** begin SUPPLIED MATERIAL **

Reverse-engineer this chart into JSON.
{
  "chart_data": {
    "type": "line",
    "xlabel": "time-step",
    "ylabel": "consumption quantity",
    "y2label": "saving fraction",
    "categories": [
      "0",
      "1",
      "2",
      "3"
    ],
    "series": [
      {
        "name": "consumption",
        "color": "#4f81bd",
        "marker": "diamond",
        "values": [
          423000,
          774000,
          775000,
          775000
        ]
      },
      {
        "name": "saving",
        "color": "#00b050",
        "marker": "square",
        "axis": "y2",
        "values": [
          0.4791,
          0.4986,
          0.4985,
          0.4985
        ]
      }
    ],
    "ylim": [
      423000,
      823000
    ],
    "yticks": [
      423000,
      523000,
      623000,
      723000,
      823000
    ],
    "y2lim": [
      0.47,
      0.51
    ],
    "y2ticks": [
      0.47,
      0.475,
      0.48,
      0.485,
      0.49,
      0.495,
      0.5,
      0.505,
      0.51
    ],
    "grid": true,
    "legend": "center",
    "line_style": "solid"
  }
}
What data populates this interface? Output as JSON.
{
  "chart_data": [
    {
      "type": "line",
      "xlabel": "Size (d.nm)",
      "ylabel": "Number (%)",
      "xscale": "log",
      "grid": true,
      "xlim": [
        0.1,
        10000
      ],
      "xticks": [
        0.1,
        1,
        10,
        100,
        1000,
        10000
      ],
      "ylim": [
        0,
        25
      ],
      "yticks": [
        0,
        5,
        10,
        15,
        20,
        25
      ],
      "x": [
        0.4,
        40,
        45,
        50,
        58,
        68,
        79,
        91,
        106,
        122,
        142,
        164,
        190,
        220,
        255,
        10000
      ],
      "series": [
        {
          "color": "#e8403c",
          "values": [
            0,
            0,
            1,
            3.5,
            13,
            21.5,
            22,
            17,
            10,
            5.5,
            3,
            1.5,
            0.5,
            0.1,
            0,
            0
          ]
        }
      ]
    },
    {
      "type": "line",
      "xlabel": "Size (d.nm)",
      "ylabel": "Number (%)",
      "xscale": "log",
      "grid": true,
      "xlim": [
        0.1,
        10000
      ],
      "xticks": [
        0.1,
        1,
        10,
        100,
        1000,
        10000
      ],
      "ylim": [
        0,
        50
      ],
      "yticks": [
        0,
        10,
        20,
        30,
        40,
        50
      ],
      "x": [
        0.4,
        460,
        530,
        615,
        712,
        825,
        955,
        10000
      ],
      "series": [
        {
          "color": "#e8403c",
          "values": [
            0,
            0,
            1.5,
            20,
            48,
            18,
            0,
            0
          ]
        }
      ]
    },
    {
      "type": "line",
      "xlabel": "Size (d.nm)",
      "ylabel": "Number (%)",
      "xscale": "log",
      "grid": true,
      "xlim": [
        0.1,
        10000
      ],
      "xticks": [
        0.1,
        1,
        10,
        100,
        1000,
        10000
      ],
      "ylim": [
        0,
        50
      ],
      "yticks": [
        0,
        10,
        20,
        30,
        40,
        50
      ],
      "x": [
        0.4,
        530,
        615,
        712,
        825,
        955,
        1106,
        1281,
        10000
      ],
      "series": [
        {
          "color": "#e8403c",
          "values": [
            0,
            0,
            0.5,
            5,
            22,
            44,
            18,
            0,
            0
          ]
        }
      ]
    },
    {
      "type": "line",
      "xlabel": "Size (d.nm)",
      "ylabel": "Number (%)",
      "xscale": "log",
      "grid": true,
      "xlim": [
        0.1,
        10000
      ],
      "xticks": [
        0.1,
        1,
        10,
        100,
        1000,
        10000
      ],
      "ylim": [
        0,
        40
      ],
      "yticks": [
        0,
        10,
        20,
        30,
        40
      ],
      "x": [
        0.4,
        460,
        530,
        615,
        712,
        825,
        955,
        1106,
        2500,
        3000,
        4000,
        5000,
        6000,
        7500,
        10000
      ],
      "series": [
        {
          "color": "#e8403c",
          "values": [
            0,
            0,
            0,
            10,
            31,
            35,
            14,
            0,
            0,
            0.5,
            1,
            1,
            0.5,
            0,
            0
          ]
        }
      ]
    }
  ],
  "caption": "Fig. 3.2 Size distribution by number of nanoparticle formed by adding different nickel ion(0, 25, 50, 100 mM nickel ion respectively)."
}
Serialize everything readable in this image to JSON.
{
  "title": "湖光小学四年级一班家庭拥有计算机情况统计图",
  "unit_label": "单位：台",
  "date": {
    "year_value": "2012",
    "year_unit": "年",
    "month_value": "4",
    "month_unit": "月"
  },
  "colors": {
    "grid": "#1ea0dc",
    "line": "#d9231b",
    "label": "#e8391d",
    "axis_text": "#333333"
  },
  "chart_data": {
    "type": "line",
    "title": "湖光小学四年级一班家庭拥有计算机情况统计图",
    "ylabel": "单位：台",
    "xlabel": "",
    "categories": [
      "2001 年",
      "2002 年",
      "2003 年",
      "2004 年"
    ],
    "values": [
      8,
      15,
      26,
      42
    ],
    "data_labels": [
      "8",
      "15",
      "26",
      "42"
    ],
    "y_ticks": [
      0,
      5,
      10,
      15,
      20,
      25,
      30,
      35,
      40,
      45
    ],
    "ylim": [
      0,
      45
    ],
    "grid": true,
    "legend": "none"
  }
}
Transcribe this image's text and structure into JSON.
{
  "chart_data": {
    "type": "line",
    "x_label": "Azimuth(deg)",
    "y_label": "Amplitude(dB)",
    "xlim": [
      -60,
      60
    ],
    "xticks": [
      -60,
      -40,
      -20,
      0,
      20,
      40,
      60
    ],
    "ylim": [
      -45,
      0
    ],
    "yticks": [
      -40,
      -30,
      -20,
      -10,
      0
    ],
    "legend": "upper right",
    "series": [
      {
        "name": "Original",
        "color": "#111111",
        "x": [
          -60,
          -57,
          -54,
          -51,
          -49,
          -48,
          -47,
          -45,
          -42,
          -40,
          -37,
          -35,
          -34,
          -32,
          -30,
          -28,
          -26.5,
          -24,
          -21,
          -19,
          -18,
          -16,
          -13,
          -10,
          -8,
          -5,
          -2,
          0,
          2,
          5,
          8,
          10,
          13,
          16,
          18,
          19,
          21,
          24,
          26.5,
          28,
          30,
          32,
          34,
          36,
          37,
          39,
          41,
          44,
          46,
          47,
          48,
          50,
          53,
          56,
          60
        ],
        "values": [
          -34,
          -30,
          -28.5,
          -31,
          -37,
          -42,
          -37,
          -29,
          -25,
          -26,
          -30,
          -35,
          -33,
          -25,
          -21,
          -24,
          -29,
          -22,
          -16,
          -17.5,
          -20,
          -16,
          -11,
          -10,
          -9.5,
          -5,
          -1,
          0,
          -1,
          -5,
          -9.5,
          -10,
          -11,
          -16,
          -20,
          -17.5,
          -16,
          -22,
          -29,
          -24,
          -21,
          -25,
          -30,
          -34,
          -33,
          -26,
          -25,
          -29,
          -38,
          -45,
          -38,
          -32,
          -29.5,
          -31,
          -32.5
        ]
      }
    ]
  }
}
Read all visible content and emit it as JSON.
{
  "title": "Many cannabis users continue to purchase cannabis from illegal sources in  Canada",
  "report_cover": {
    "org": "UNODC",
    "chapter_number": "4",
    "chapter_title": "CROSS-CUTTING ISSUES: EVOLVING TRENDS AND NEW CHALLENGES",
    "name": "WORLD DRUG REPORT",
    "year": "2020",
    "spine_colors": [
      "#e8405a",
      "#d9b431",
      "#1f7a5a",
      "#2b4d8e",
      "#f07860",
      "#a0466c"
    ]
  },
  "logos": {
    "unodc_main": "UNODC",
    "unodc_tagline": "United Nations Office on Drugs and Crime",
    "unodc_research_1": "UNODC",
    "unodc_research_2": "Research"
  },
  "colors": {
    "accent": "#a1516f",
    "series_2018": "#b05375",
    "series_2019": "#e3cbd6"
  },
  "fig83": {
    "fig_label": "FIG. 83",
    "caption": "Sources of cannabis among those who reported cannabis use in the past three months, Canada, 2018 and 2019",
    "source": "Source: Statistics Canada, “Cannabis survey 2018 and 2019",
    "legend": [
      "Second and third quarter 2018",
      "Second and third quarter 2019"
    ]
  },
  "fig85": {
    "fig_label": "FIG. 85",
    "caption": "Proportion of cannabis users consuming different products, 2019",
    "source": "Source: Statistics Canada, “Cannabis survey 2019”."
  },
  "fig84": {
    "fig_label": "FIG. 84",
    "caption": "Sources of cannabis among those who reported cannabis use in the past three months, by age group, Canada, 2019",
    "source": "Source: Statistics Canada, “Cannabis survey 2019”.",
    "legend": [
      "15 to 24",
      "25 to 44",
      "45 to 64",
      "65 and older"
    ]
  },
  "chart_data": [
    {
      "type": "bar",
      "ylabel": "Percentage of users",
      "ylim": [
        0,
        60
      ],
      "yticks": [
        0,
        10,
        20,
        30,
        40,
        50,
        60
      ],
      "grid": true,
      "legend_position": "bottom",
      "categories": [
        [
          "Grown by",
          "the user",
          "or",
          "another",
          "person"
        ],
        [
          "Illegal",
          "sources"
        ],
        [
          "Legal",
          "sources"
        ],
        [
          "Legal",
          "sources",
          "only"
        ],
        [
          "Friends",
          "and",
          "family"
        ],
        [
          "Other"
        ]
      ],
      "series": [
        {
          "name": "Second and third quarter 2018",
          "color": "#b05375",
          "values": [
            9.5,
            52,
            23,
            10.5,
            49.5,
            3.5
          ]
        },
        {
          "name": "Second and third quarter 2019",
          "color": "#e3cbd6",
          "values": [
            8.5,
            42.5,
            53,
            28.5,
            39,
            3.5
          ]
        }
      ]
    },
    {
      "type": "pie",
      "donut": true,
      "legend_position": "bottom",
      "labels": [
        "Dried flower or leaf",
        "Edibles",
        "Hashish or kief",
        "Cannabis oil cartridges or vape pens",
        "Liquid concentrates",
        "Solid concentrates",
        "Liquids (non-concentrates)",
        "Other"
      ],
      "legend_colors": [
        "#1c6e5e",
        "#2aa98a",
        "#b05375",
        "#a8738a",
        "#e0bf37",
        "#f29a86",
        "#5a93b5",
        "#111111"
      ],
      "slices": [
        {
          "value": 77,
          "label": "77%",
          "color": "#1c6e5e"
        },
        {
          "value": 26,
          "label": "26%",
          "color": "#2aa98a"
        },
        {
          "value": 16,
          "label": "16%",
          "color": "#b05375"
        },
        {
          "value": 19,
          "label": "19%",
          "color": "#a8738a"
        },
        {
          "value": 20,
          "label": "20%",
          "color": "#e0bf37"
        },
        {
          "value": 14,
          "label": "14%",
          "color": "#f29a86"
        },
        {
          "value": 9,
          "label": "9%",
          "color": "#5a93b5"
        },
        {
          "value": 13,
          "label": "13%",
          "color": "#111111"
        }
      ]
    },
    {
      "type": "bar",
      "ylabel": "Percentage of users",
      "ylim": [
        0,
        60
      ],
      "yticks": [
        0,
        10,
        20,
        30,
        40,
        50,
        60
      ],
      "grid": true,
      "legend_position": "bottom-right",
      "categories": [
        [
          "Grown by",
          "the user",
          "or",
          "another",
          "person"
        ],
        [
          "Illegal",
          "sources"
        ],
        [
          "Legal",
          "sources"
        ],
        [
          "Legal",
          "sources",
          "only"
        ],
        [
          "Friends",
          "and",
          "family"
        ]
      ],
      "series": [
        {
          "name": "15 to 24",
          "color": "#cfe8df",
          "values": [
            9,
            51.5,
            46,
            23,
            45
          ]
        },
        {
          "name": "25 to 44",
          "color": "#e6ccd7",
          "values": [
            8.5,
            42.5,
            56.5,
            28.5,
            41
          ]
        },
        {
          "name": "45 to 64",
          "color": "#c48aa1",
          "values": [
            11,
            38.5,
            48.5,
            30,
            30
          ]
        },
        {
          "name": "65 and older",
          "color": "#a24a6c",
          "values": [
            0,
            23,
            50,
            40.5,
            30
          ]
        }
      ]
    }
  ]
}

** end SUPPLIED MATERIAL **

§ **STATED EXERCISE**
From the entries above, pull out each line that includes "saving".

§ **SOLUTION FOR THIS TASK**
    "y2label": "saving fraction",
        "name": "saving",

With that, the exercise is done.